*TASK REQUIREMENTS*.
Extract every line in the rows below that contains the string "capacitor". Case counts.

*RECORDS FOR THIS TASK*.

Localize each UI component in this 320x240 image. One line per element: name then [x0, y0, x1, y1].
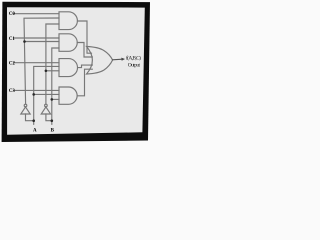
inverter U7 bubble	[45, 104, 48, 107]
black border frame (slightly skewed as in scan)	[2, 2, 150, 142]
wire A branch to G4	[34, 93, 59, 95]
svg-text:C3: C3	[9, 89, 16, 94]
wire A' branch to G2	[25, 41, 60, 43]
wire A' vertical (inverter1 output up to G1)	[24, 18, 59, 104]
and-gate U1	[59, 12, 77, 30]
wire G1 output to OR	[78, 21, 92, 53]
svg-text:C2: C2	[9, 62, 16, 67]
svg-text:C0: C0	[9, 12, 16, 17]
svg-text:Output: Output	[128, 62, 141, 68]
junction dot B input	[51, 119, 54, 122]
and-gate U3	[59, 59, 78, 77]
and-gate U4	[59, 87, 77, 104]
wire C3 to G4	[14, 89, 60, 91]
svg-text:C1: C1	[9, 37, 16, 42]
svg-text:A: A	[33, 129, 37, 134]
wire G3 output to OR	[78, 65, 93, 68]
output arrowhead	[121, 58, 125, 61]
wire B vertical (input B up to G2)	[52, 48, 59, 124]
output arrow line	[113, 58, 123, 61]
junction dot B' to G3	[45, 70, 48, 73]
wire G4 output to OR	[77, 69, 92, 96]
and-gate U2	[59, 34, 77, 52]
wire C1 to G2	[14, 37, 60, 39]
inverter U6 bubble	[24, 104, 27, 107]
junction dot A input	[32, 119, 35, 122]
wire C2 to G3	[14, 62, 60, 64]
inverter U6 triangle	[21, 107, 30, 114]
inverter U7 triangle	[41, 107, 50, 114]
page background	[0, 0, 152, 144]
wire B branch to G4	[52, 98, 59, 100]
wire B' branch to G3	[46, 70, 59, 72]
wire B' vertical (inverter2 output up to G1)	[46, 24, 59, 104]
svg-text:f(A,B,C): f(A,B,C)	[126, 55, 141, 62]
wire A vertical (input A up to G3)	[34, 66, 59, 124]
inner gray panel	[7, 7, 145, 135]
wire G2 output to OR	[77, 43, 92, 58]
wire C0 to G1	[14, 13, 60, 15]
junction dot A' to G2	[23, 40, 26, 43]
junction dot B to G4	[51, 98, 54, 101]
wire inverter2 input stub	[46, 114, 52, 121]
junction dot A to G4	[32, 93, 35, 96]
wire inverter1 input stub	[26, 114, 34, 121]
or-gate U5	[87, 47, 113, 75]
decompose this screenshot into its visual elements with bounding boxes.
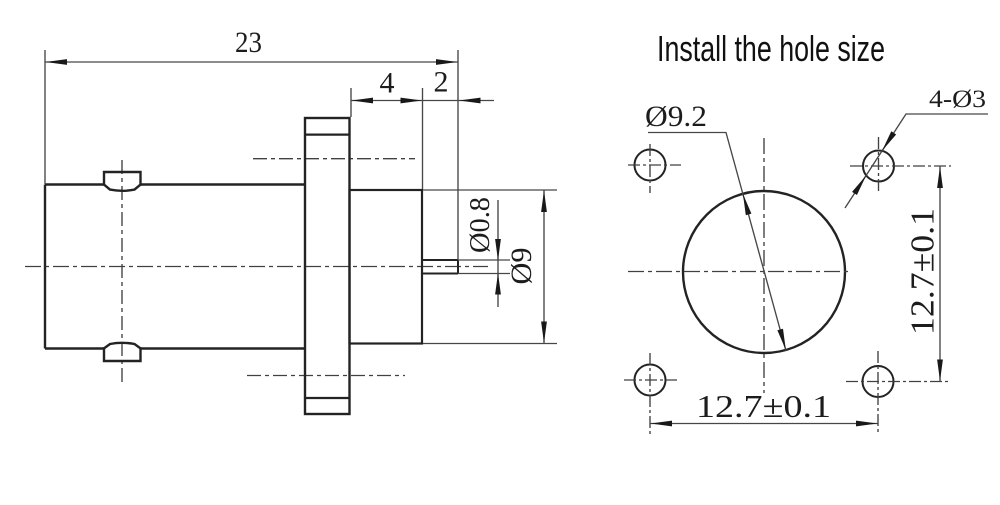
extension line right x458 bbox=[457, 50, 459, 260]
svg-text:12.7±0.1: 12.7±0.1 bbox=[905, 208, 942, 335]
dia 9.2 leader line bbox=[648, 133, 786, 352]
centerline horizontal of main circle bbox=[628, 271, 851, 273]
dimension 23 line bbox=[45, 61, 458, 63]
4-dia3 leader line bbox=[845, 114, 988, 208]
centerline lower flange hole bbox=[247, 375, 405, 377]
svg-text:Install the hole size: Install the hole size bbox=[657, 28, 885, 69]
center pin outline bbox=[422, 260, 458, 274]
centerline vertical of main circle bbox=[763, 138, 765, 393]
bayonet lug bottom bbox=[104, 343, 141, 361]
extension line rear body right for dim 4/2 bbox=[422, 88, 424, 189]
dimension 4-2 line bbox=[351, 100, 494, 102]
extension line left of dim 23 bbox=[44, 50, 46, 184]
centerline main axis bbox=[25, 266, 488, 268]
svg-text:12.7±0.1: 12.7±0.1 bbox=[696, 388, 831, 424]
centerline bayonet pin vertical bbox=[121, 160, 123, 382]
svg-text:Ø9: Ø9 bbox=[505, 248, 538, 285]
svg-text:4: 4 bbox=[380, 67, 395, 100]
svg-text:2: 2 bbox=[434, 66, 449, 99]
mounting hole top-left bbox=[635, 150, 666, 181]
flange outline bbox=[305, 118, 350, 414]
svg-text:4-Ø3: 4-Ø3 bbox=[929, 86, 986, 113]
mounting hole bottom-right bbox=[863, 366, 894, 397]
extension line flange right for dim 4 bbox=[350, 88, 352, 117]
vertical dimension 12.7 line bbox=[939, 166, 941, 382]
svg-text:Ø9.2: Ø9.2 bbox=[645, 100, 707, 133]
centerline upper flange hole bbox=[253, 158, 415, 160]
extension lines for dia 9 bbox=[423, 190, 557, 344]
rear body outline bbox=[350, 190, 423, 344]
bayonet lug top bbox=[104, 172, 141, 191]
mounting hole top-right bbox=[863, 151, 894, 182]
pin extension lines for dia 0.8 bbox=[458, 260, 510, 274]
svg-text:Ø0.8: Ø0.8 bbox=[465, 197, 496, 253]
barrel body outline bbox=[45, 185, 305, 349]
mounting hole bottom-left bbox=[635, 365, 666, 396]
dia 0.8 dimension line vertical bbox=[497, 200, 499, 307]
flange bottom chamfer line bbox=[305, 397, 350, 399]
svg-text:23: 23 bbox=[235, 26, 262, 59]
main hole circle bbox=[683, 191, 845, 353]
dia 9 dimension line vertical bbox=[543, 190, 545, 344]
horizontal dimension 12.7 line bbox=[650, 423, 878, 425]
flange top chamfer line bbox=[305, 134, 350, 136]
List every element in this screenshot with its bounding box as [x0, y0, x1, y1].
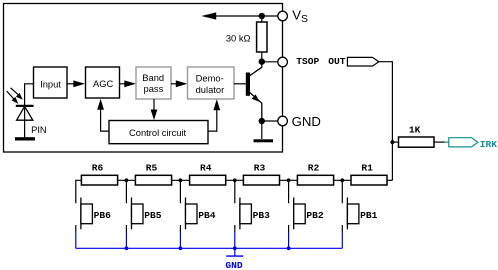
arrow into Demodulator: [176, 80, 188, 87]
arrow into AGC: [73, 80, 85, 87]
svg-text:R4: R4: [200, 162, 212, 173]
svg-text:1K: 1K: [409, 125, 421, 136]
wire GND bus: [76, 247, 343, 249]
node 1K junction: [390, 140, 394, 144]
wire collector node to TSOP OUT pin: [262, 61, 278, 63]
wire AGC to Band pass: [120, 83, 132, 85]
push button PB6: [76, 198, 93, 233]
svg-text:IRK: IRK: [480, 139, 498, 150]
svg-text:R1: R1: [361, 162, 373, 173]
node collector junction: [259, 58, 265, 64]
ground (emitter): [254, 139, 274, 142]
svg-text:PB3: PB3: [253, 210, 271, 221]
block Input: [34, 67, 68, 98]
push button PB1: [342, 198, 359, 233]
svg-text:30 kΩ: 30 kΩ: [226, 33, 251, 43]
node bus junction 1: [125, 246, 129, 250]
node ladder junction 4: [287, 178, 291, 182]
svg-text:GND: GND: [225, 260, 243, 270]
resistor R2: [297, 175, 333, 185]
push button PB2: [289, 198, 306, 233]
node emitter junction: [259, 118, 265, 124]
block Demodulator: [188, 67, 235, 99]
resistor R6: [81, 175, 117, 185]
wire diode to Input: [25, 84, 34, 105]
svg-text:pass: pass: [144, 84, 164, 94]
svg-text:Demo-: Demo-: [196, 73, 224, 83]
pin GND: [278, 116, 288, 126]
ground GND net symbol: [226, 248, 243, 256]
arrow into AGC bottom: [97, 99, 104, 110]
resistor R1: [351, 175, 387, 185]
light ray arrow 1: [11, 88, 23, 100]
push button PB4: [180, 198, 197, 233]
resistor R5: [135, 175, 171, 185]
svg-text:PB4: PB4: [198, 210, 216, 221]
transistor Q1: [246, 62, 262, 122]
node ladder junction 3: [233, 178, 237, 182]
svg-text:R5: R5: [146, 162, 158, 173]
svg-text:AGC: AGC: [93, 79, 114, 89]
wire blue drops to GND bus: [76, 232, 343, 248]
wire Band pass to Control circuit: [153, 99, 155, 114]
svg-text:dulator: dulator: [196, 85, 225, 95]
wire Band pass to Demodulator: [171, 83, 183, 85]
resistor 1K: [399, 137, 435, 147]
push button PB5: [126, 198, 143, 233]
svg-text:TSOP: TSOP: [296, 56, 319, 67]
node bus junction 3: [233, 246, 237, 250]
svg-text:GND: GND: [292, 114, 321, 129]
block Band pass: [136, 67, 171, 99]
wire emitter node to GND pin: [262, 120, 278, 122]
net tag OUT: [347, 57, 379, 66]
photodiode D1: [16, 106, 34, 138]
wire emitter node to ground: [261, 121, 263, 139]
arrow into Demodulator bottom: [213, 99, 220, 110]
svg-text:Input: Input: [40, 79, 61, 89]
wire resistor ladder row: [76, 180, 393, 203]
push button PB3: [235, 198, 252, 233]
node ladder junction 5: [340, 178, 344, 182]
resistor R4: [190, 175, 226, 185]
wire Vs rail: [216, 15, 278, 17]
svg-text:PB5: PB5: [144, 210, 162, 221]
block Control circuit: [109, 121, 208, 144]
node ladder junction 1: [125, 178, 129, 182]
net tag IRK: [449, 138, 478, 147]
ground (photodiode): [15, 137, 35, 140]
resistor R3: [243, 175, 279, 185]
svg-text:PB1: PB1: [360, 210, 378, 221]
svg-text:PB2: PB2: [306, 210, 324, 221]
wire 1K to IRK tag: [434, 141, 445, 143]
svg-text:Control circuit: Control circuit: [129, 128, 187, 138]
arrow to internal supply: [201, 12, 216, 19]
resistor 30k vertical wires: [261, 16, 263, 22]
pin Vs: [278, 11, 288, 21]
wire Control circuit to AGC: [101, 106, 109, 131]
svg-text:R3: R3: [254, 162, 266, 173]
wire Control circuit to Demodulator: [208, 106, 217, 131]
wire teal stub: [445, 141, 449, 143]
node ladder junction 2: [179, 178, 183, 182]
TSOP module outline box: [4, 4, 283, 153]
svg-text:R2: R2: [308, 162, 320, 173]
svg-text:PIN: PIN: [31, 125, 47, 135]
svg-text:Band: Band: [142, 73, 164, 83]
svg-text:R6: R6: [92, 162, 104, 173]
node bus junction 4: [287, 246, 291, 250]
block AGC U1: [86, 67, 120, 98]
pin TSOP OUT: [278, 57, 288, 67]
svg-text:PB6: PB6: [94, 210, 112, 221]
wire junctions down to push buttons: [126, 180, 342, 203]
arrow into Band pass: [124, 80, 136, 87]
light ray arrow 2: [7, 91, 19, 104]
svg-text:OUT: OUT: [328, 56, 346, 67]
wire Demodulator to transistor base: [234, 83, 246, 85]
wire to 1K: [392, 141, 398, 143]
arrow into Control circuit: [151, 110, 158, 121]
wire OUT tag to R1 column: [379, 62, 393, 181]
node Vs junction: [259, 13, 265, 19]
resistor 30k: [257, 22, 267, 52]
node bus junction 2: [179, 246, 183, 250]
wire Input to AGC: [67, 83, 79, 85]
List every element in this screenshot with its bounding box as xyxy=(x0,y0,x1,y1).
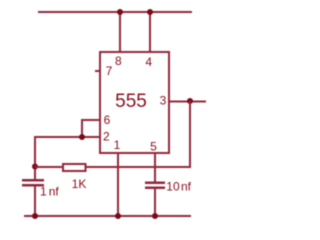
node: junction dot top rail / pin 8 xyxy=(117,9,123,15)
wire: pin 1 down to ground rail xyxy=(117,152,119,217)
svg-text:4: 4 xyxy=(145,55,152,69)
wire: pin 7 stub xyxy=(95,70,99,72)
wire: C1 bottom to ground rail xyxy=(34,187,36,217)
node: junction dot pin2/pin6 xyxy=(79,134,85,140)
svg-text:nf: nf xyxy=(49,185,60,199)
svg-text:1: 1 xyxy=(40,185,47,199)
svg-text:10: 10 xyxy=(166,180,180,194)
svg-text:1: 1 xyxy=(114,138,121,152)
wire: pin 5 down to C2 xyxy=(154,152,156,182)
wire: left vertical from pin2 corner down to C1 xyxy=(34,136,36,180)
node: junction dot resistor branch xyxy=(32,164,38,170)
node: junction dot ground / C2 branch xyxy=(152,213,158,219)
wire: pin 2 horizontal xyxy=(34,136,99,138)
capacitor C2 10 nf xyxy=(145,182,165,190)
node: junction dot ground / C1 branch xyxy=(32,213,38,219)
node: junction dot on pin 3 output xyxy=(187,98,193,104)
svg-text:nf: nf xyxy=(181,180,192,194)
wire: right vertical from pin 3 down to resistor line xyxy=(189,101,191,167)
wire: horizontal through resistor to right vertical xyxy=(35,166,191,168)
wire: pin 4 to top rail xyxy=(149,11,151,52)
wire: pin 3 output stub xyxy=(170,101,206,103)
svg-text:6: 6 xyxy=(104,113,111,127)
value label 10 nf xyxy=(166,180,191,194)
value label 1 nf xyxy=(40,185,59,199)
wire: ground bottom rail xyxy=(24,215,191,217)
capacitor C1 1 nf xyxy=(22,179,44,187)
svg-text:2: 2 xyxy=(103,130,110,144)
wire: pin 8 to top rail xyxy=(119,11,121,52)
node: junction dot ground / pin 1 xyxy=(115,213,121,219)
wire: pin 6 to pin 2 vertical link xyxy=(81,119,83,138)
svg-text:3: 3 xyxy=(160,94,167,108)
wire: pin 6 stub xyxy=(81,119,99,121)
wire: C2 bottom to ground rail xyxy=(154,189,156,217)
node: junction dot top rail / pin 4 xyxy=(147,9,153,15)
svg-text:1K: 1K xyxy=(72,177,87,191)
svg-text:8: 8 xyxy=(115,54,122,68)
svg-text:5: 5 xyxy=(150,140,157,154)
svg-text:555: 555 xyxy=(115,91,147,112)
svg-text:7: 7 xyxy=(106,64,113,78)
IC U1 555 timer body xyxy=(99,51,170,154)
wire: +V top supply rail xyxy=(38,11,192,13)
resistor R1 body xyxy=(63,164,86,171)
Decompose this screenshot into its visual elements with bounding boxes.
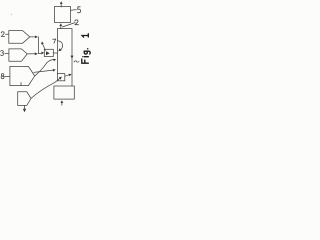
P1 output arrow to bus: [30, 36, 36, 38]
stem + blob below P4: [24, 105, 26, 109]
arrow from box B to box A: [60, 25, 62, 28]
bus vertical: [38, 37, 40, 54]
SQ output arrow to right wire: [65, 75, 70, 76]
vertical wire from junction down to square: [56, 53, 58, 74]
label 2: [75, 20, 79, 25]
label 5: [78, 7, 81, 13]
VG box (variable gain): [44, 49, 53, 56]
wire bus to VG box: [39, 52, 42, 54]
down arrowhead on right wire: [70, 56, 73, 59]
label 2 of P1: [1, 32, 4, 37]
up arrow into box C bottom: [61, 102, 63, 105]
tick inside P3: [20, 82, 22, 85]
triangle inside VG: [46, 51, 50, 55]
D2 diagonal from P4 into dot-square: [31, 79, 60, 99]
curved leader arrow from 7: [57, 41, 62, 51]
pentagon P1: [9, 31, 30, 44]
pentagon P2: [9, 49, 27, 61]
variable arrow through VG: [43, 44, 46, 50]
label 8 of P3: [1, 74, 4, 76]
squiggle label right of wire: [74, 61, 79, 62]
label 7: [53, 39, 56, 43]
leader P3: [5, 75, 10, 77]
label 3 of P2: [1, 51, 4, 56]
arrow out of top of box A: [60, 3, 62, 7]
leader P1: [6, 33, 9, 35]
steep curving line from P3 tip to vertical wire: [35, 59, 55, 76]
box 5 (top box A): [55, 7, 71, 23]
P2 output wire: [27, 53, 35, 55]
box C (bottom box): [54, 86, 74, 99]
pentagon P3: [10, 66, 35, 85]
VG output wire: [53, 52, 57, 54]
faint scan speck top-left: [11, 14, 12, 15]
dot square SQ: [57, 74, 64, 81]
leader for label 2: [62, 23, 75, 27]
P3 gentle line to vertical wire: [34, 70, 53, 72]
Fig. 1 caption (rotated, drawn as paths): [82, 34, 90, 63]
leader P2: [5, 52, 8, 54]
box B (open bottom): top edge and two side wires: [57, 29, 72, 86]
leader for label 5: [71, 9, 76, 12]
pentagon P4 (bottom left): [18, 92, 31, 106]
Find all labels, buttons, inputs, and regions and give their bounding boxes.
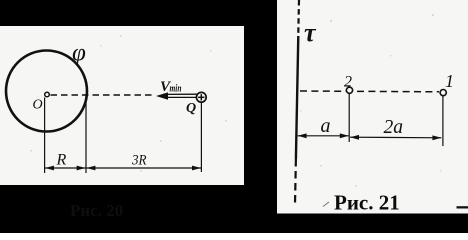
svg-text:3R: 3R [131,153,146,169]
extension line from O [44,98,46,174]
small scratch left of caption [323,202,329,207]
svg-text:O: O [33,98,43,113]
dimension line 2a with arrows [350,135,441,140]
svg-text:Рис. 20: Рис. 20 [70,201,123,220]
charge Q (circle with plus) [196,92,206,102]
dimension line R with arrows [45,166,86,171]
svg-text:Рис. 21: Рис. 21 [334,191,400,215]
point 1 (open dot) [440,90,446,96]
scan black: top bar of left figure [0,0,277,26]
extension line from point 2 [348,94,350,142]
svg-text:R: R [56,152,67,169]
svg-text:min: min [170,84,182,95]
dimension line a with arrows [298,133,349,138]
center point O (small open dot) [45,92,50,97]
svg-text:2a: 2a [384,117,404,138]
v_min arrow (double-line shaft, tip pointing left) [156,92,197,99]
svg-text:a: a [321,115,331,137]
svg-text:2: 2 [344,74,352,91]
short dash at right margin [457,206,468,208]
charged line: dashed top part [297,0,300,33]
extension line from Q [200,103,202,172]
circle (ring of radius R) [6,51,87,132]
dimension line 3R with arrows [86,166,201,171]
paper noise speckles [30,14,442,187]
extension line at circle edge [85,95,87,173]
svg-text:Q: Q [186,101,196,116]
svg-text:1: 1 [445,71,454,91]
svg-text:φ: φ [72,40,86,67]
point 2 (open dot) [346,87,352,93]
charged line: solid middle part [296,36,298,159]
charged line: dashed bottom part [294,159,297,204]
extension line from point 1 [442,96,444,146]
dashed axis line from O to arrow [51,94,155,96]
svg-text:τ: τ [304,18,317,47]
dashed horizontal line to point 1 [300,90,439,93]
scan black: bottom bar of left figure [0,185,277,233]
scan black: bottom strip under right figure [277,214,468,234]
scan black: right column of left figure [244,0,277,233]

*RESULT OF THIS EXERCISE*.
capacitor C2 10 nf xyxy=(145,182,165,190)
capacitor C1 1 nf xyxy=(22,179,44,187)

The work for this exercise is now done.